DATA SUPPLIED:
** Start **
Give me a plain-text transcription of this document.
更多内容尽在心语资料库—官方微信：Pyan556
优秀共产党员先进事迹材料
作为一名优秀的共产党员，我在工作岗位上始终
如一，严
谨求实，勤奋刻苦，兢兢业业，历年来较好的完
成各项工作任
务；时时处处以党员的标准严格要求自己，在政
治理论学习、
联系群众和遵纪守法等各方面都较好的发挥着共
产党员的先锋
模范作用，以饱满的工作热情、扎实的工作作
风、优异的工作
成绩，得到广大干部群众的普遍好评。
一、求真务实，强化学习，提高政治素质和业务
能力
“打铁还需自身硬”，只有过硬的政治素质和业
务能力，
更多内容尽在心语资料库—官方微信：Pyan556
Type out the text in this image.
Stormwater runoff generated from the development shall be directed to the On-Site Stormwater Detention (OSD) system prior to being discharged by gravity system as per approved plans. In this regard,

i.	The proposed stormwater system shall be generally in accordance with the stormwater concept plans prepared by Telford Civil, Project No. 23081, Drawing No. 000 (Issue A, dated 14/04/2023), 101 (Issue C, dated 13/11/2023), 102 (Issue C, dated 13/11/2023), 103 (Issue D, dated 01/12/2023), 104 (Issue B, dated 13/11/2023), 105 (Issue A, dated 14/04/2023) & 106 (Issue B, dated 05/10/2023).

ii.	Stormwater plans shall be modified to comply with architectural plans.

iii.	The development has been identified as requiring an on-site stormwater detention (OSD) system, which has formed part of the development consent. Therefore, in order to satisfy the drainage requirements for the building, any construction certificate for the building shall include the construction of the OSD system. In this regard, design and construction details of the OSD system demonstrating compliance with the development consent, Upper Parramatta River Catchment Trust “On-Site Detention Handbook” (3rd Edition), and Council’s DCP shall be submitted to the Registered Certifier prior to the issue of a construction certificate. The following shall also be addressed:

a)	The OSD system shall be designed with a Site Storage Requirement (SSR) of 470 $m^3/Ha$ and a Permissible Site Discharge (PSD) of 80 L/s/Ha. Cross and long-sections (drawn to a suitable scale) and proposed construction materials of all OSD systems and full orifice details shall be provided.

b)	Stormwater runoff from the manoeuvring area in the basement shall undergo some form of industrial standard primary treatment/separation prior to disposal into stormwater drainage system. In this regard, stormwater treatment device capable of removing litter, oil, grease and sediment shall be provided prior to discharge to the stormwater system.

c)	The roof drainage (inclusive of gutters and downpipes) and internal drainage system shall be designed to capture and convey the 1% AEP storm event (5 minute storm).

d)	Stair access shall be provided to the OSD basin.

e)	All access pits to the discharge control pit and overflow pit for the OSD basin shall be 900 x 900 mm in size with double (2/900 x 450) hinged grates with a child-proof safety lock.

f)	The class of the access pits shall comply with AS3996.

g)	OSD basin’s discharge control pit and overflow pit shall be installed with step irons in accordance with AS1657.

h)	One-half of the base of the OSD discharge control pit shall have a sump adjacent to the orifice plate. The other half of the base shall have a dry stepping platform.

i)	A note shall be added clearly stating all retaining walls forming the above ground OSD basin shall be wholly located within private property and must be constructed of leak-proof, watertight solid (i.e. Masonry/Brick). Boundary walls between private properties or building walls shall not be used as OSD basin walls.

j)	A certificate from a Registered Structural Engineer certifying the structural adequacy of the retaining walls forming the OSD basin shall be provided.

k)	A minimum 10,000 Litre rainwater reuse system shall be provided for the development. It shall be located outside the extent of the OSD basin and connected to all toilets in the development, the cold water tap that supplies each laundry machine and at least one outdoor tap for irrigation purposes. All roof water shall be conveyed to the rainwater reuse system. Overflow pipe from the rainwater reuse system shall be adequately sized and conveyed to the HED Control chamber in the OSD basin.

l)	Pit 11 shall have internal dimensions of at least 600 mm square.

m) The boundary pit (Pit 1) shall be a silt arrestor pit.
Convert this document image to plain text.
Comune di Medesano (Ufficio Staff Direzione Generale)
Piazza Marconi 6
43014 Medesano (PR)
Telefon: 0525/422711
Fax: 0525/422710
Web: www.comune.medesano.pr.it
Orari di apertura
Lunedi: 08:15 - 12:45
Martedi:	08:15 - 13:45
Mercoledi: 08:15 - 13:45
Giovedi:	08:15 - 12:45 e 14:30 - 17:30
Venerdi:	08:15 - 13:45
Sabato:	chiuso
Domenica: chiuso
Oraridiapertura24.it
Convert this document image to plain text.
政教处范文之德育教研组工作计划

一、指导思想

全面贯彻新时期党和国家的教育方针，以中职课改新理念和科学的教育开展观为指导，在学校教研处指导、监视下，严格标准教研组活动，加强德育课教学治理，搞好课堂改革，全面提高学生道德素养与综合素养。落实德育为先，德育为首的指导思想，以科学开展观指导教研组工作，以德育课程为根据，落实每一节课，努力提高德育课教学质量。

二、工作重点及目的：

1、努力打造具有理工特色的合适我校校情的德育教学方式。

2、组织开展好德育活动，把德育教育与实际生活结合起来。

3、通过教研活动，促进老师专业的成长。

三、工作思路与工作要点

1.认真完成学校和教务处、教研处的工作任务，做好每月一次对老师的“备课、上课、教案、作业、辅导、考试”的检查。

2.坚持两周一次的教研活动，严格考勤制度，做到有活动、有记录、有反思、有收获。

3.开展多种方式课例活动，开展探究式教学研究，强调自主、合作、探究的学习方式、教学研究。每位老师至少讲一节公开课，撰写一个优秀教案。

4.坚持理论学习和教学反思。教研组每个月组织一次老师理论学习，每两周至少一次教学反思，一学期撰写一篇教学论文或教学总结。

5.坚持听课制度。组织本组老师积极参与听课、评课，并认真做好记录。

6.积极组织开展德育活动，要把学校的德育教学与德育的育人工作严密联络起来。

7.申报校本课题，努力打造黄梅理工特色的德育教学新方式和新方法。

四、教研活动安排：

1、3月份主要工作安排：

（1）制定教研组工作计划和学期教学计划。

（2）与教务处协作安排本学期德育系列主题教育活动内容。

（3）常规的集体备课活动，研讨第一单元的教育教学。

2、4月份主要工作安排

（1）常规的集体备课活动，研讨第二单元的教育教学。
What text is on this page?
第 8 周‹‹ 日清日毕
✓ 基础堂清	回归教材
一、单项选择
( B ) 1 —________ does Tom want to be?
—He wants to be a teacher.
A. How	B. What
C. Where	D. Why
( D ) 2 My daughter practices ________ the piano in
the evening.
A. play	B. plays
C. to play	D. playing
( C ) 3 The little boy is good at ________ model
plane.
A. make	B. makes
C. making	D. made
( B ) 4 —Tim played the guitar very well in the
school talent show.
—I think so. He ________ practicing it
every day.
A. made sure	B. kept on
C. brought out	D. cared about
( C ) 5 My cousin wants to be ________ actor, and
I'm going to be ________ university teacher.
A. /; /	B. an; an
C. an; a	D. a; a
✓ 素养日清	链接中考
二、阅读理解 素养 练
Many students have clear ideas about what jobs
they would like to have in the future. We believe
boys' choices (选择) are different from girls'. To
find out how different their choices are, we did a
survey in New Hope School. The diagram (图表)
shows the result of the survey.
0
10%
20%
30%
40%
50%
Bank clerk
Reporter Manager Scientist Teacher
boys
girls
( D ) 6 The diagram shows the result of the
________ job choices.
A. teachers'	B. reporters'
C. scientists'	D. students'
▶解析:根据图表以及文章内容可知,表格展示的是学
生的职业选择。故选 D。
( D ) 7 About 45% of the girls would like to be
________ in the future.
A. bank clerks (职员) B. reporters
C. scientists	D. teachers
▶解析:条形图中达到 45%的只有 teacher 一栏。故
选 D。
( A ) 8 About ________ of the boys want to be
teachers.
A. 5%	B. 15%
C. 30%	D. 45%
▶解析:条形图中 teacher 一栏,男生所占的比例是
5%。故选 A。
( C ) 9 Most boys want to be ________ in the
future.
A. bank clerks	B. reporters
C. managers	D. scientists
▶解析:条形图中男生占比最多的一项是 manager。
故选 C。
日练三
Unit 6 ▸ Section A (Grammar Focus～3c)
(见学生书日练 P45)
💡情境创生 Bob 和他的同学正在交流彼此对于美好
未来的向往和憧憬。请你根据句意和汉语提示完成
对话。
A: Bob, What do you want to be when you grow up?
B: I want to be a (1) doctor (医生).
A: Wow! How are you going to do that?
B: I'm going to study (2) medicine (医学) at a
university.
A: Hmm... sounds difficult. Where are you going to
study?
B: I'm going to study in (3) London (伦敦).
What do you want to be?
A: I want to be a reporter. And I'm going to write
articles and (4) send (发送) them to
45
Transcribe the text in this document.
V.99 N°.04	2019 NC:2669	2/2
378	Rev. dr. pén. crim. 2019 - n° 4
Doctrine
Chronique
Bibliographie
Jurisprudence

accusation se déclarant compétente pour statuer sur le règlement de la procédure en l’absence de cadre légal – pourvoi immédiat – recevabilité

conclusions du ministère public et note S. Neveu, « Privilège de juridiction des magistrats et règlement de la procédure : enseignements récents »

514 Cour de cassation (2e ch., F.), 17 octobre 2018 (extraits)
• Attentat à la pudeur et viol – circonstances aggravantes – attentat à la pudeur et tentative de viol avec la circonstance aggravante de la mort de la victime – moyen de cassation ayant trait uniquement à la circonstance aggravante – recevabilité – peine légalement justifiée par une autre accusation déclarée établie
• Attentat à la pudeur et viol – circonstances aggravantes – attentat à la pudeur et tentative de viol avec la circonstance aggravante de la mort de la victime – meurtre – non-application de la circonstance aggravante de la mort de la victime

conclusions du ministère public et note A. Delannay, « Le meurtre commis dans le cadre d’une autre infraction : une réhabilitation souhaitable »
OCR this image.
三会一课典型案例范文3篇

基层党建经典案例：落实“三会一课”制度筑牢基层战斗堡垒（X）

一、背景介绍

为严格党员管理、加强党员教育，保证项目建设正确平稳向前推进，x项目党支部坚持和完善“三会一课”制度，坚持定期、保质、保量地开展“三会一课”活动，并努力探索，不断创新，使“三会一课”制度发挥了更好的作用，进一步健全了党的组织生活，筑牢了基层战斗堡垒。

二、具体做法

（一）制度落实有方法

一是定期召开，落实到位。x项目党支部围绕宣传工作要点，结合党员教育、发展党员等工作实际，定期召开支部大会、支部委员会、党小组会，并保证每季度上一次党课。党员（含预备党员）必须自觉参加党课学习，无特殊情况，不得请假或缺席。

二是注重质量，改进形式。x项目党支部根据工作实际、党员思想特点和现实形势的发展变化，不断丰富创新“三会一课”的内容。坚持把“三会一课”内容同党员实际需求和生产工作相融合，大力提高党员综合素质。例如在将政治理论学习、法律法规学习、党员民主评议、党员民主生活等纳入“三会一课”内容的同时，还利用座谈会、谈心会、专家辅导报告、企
** End **
PROBLEM DESCRIPTION:
Return each full line of the entries that contains the word "boys".

EXERCISE OUTPUT:
boys' choices (选择) are different from girls'. To
boys
( A ) 8 About ________ of the boys want to be
( C ) 9 Most boys want to be ________ in the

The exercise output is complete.